[Entries from a visual dataset]
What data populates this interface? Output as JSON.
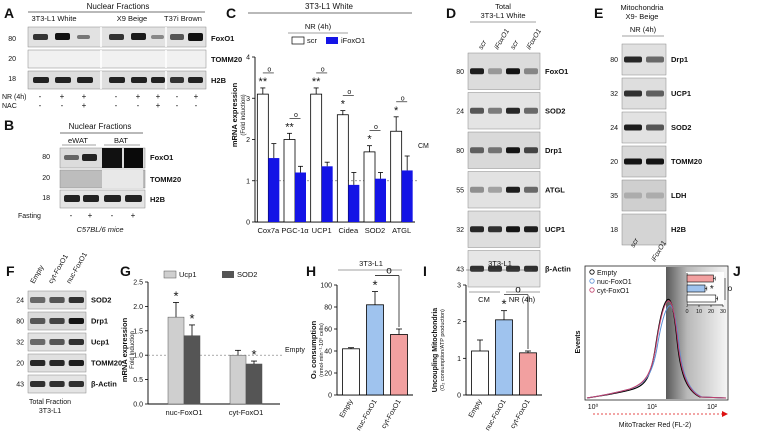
{
  "panels": {
    "A": {
      "letter": "A",
      "header": "Nuclear Fractions",
      "groups": [
        "3T3-L1 White",
        "X9 Beige",
        "T37i Brown"
      ],
      "markers": [
        "80",
        "20",
        "18"
      ],
      "proteins": [
        "FoxO1",
        "TOMM20",
        "H2B"
      ],
      "treatments": [
        {
          "label": "NR (4h)",
          "signs": [
            "-",
            "+",
            "+",
            "-",
            "+",
            "+",
            "-",
            "+"
          ]
        },
        {
          "label": "NAC",
          "signs": [
            "-",
            "-",
            "+",
            "-",
            "-",
            "+",
            "-",
            "-"
          ]
        }
      ]
    },
    "B": {
      "letter": "B",
      "header": "Nuclear Fractions",
      "groups": [
        "eWAT",
        "BAT"
      ],
      "markers": [
        "80",
        "20",
        "18"
      ],
      "proteins": [
        "FoxO1",
        "TOMM20",
        "H2B"
      ],
      "treatment": {
        "label": "Fasting",
        "signs": [
          "-",
          "+",
          "-",
          "+"
        ]
      },
      "footer": "C57BL/6 mice"
    },
    "C": {
      "letter": "C",
      "top_label": "3T3-L1 White",
      "legend_header": "NR (4h)",
      "ref_label": "CM",
      "stars": [
        "**",
        "**",
        "**",
        "*",
        "*",
        "*"
      ],
      "circles": [
        "o",
        "o",
        "o",
        "o",
        "o",
        "o"
      ]
    },
    "D": {
      "letter": "D",
      "header_line1": "Total",
      "header_line2": "3T3-L1 White",
      "lanes": [
        "scr",
        "iFoxO1",
        "scr",
        "iFoxO1"
      ],
      "markers": [
        "80",
        "24",
        "80",
        "55",
        "32",
        "43"
      ],
      "proteins": [
        "FoxO1",
        "SOD2",
        "Drp1",
        "ATGL",
        "UCP1",
        "β-Actin"
      ],
      "conditions": [
        "CM",
        "NR (4h)"
      ]
    },
    "E": {
      "letter": "E",
      "header_line1": "Mitochondria",
      "header_line2": "X9- Beige",
      "header_line3": "NR (4h)",
      "lanes": [
        "scr",
        "iFoxO1"
      ],
      "markers": [
        "80",
        "32",
        "24",
        "20",
        "35",
        "18"
      ],
      "proteins": [
        "Drp1",
        "UCP1",
        "SOD2",
        "TOMM20",
        "LDH",
        "H2B"
      ]
    },
    "F": {
      "letter": "F",
      "lanes": [
        "Empty",
        "cyt-FoxO1",
        "nuc-FoxO1"
      ],
      "markers": [
        "24",
        "80",
        "32",
        "20",
        "43"
      ],
      "proteins": [
        "SOD2",
        "Drp1",
        "Ucp1",
        "TOMM20",
        "β-Actin"
      ],
      "footer_line1": "Total Fraction",
      "footer_line2": "3T3-L1"
    },
    "G": {
      "letter": "G",
      "stars": [
        "*",
        "*",
        "*"
      ],
      "ref_label": "Empty"
    },
    "H": {
      "letter": "H",
      "top_label": "3T3-L1",
      "stars": [
        "*"
      ],
      "circles": [
        "o"
      ]
    },
    "I": {
      "letter": "I",
      "top_label": "3T3-L1",
      "stars": [
        "*"
      ],
      "circles": [
        "o"
      ]
    },
    "J": {
      "letter": "J",
      "ylabel": "Events",
      "xlabel": "MitoTracker Red (FL-2)",
      "tick_labels": [
        "10⁰",
        "10¹",
        "10²"
      ],
      "legend": [
        "Empty",
        "nuc-FoxO1",
        "cyt-FoxO1"
      ],
      "inset_ticks": [
        "0",
        "10",
        "20",
        "30"
      ],
      "stars": [
        "*"
      ],
      "circles": [
        "o"
      ]
    }
  },
  "colors": {
    "scr": "#ffffff",
    "iFoxO1": "#1414e6",
    "ucp1": "#cfcfcf",
    "sod2": "#555555",
    "empty": "#ffffff",
    "nuc": "#9fc3ee",
    "cyt": "#f2a0a0"
  },
  "chart_data": [
    {
      "panel": "C",
      "type": "bar",
      "categories": [
        "Cox7a",
        "PGC-1α",
        "UCP1",
        "Cidea",
        "SOD2",
        "ATGL"
      ],
      "series": [
        {
          "name": "scr",
          "values": [
            3.1,
            2.0,
            3.1,
            2.6,
            1.7,
            2.2
          ],
          "errors": [
            0.15,
            0.15,
            0.15,
            0.1,
            0.15,
            0.35
          ]
        },
        {
          "name": "iFoxO1",
          "values": [
            1.55,
            1.2,
            1.35,
            0.9,
            1.05,
            1.25
          ],
          "errors": [
            0.35,
            0.15,
            0.1,
            0.3,
            0.15,
            0.35
          ]
        }
      ],
      "ylabel": "mRNA expression",
      "ylabel2": "(Fold induction)",
      "ylim": [
        0,
        4
      ],
      "yticks": [
        0,
        1,
        2,
        3,
        4
      ],
      "reference_line": 1
    },
    {
      "panel": "G",
      "type": "bar",
      "categories": [
        "nuc-FoxO1",
        "cyt-FoxO1"
      ],
      "series": [
        {
          "name": "Ucp1",
          "values": [
            1.78,
            1.0
          ],
          "errors": [
            0.3,
            0.1
          ]
        },
        {
          "name": "SOD2",
          "values": [
            1.4,
            0.82
          ],
          "errors": [
            0.22,
            0.06
          ]
        }
      ],
      "ylabel": "mRNA expression",
      "ylabel2": "Fold Induction",
      "ylim": [
        0,
        2.5
      ],
      "yticks": [
        0.0,
        0.5,
        1.0,
        1.5,
        2.0,
        2.5
      ],
      "reference_line": 1
    },
    {
      "panel": "H",
      "type": "bar",
      "categories": [
        "Empty",
        "nuc-FoxO1",
        "cyt-FoxO1"
      ],
      "values": [
        42,
        82,
        55
      ],
      "errors": [
        1,
        12,
        5
      ],
      "ylabel": "O₂ consumption",
      "ylabel2": "(nmol·min⁻¹·10⁶ cells)",
      "ylim": [
        0,
        100
      ],
      "yticks": [
        0,
        20,
        40,
        60,
        80,
        100
      ]
    },
    {
      "panel": "I",
      "type": "bar",
      "categories": [
        "Empty",
        "nuc-FoxO1",
        "cyt-FoxO1"
      ],
      "values": [
        1.2,
        2.05,
        1.15
      ],
      "errors": [
        0.3,
        0.25,
        0.05
      ],
      "ylabel": "Uncoupling Mitochondria",
      "ylabel2": "(O₂ consumption/ATP production)",
      "ylim": [
        0,
        3
      ],
      "yticks": [
        0,
        1,
        2,
        3
      ]
    },
    {
      "panel": "J-inset",
      "type": "bar",
      "categories": [
        "cyt-FoxO1",
        "nuc-FoxO1",
        "Empty"
      ],
      "values": [
        22,
        15,
        24
      ],
      "errors": [
        1.5,
        1.5,
        1.5
      ],
      "xlim": [
        0,
        30
      ],
      "xticks": [
        0,
        10,
        20,
        30
      ]
    }
  ]
}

## What you should do
Only the lines that hold the word "White" are wanted; each should be pulled from the records.

## Answer space
        "3T3-L1 White",
      "top_label": "3T3-L1 White",
      "header_line2": "3T3-L1 White",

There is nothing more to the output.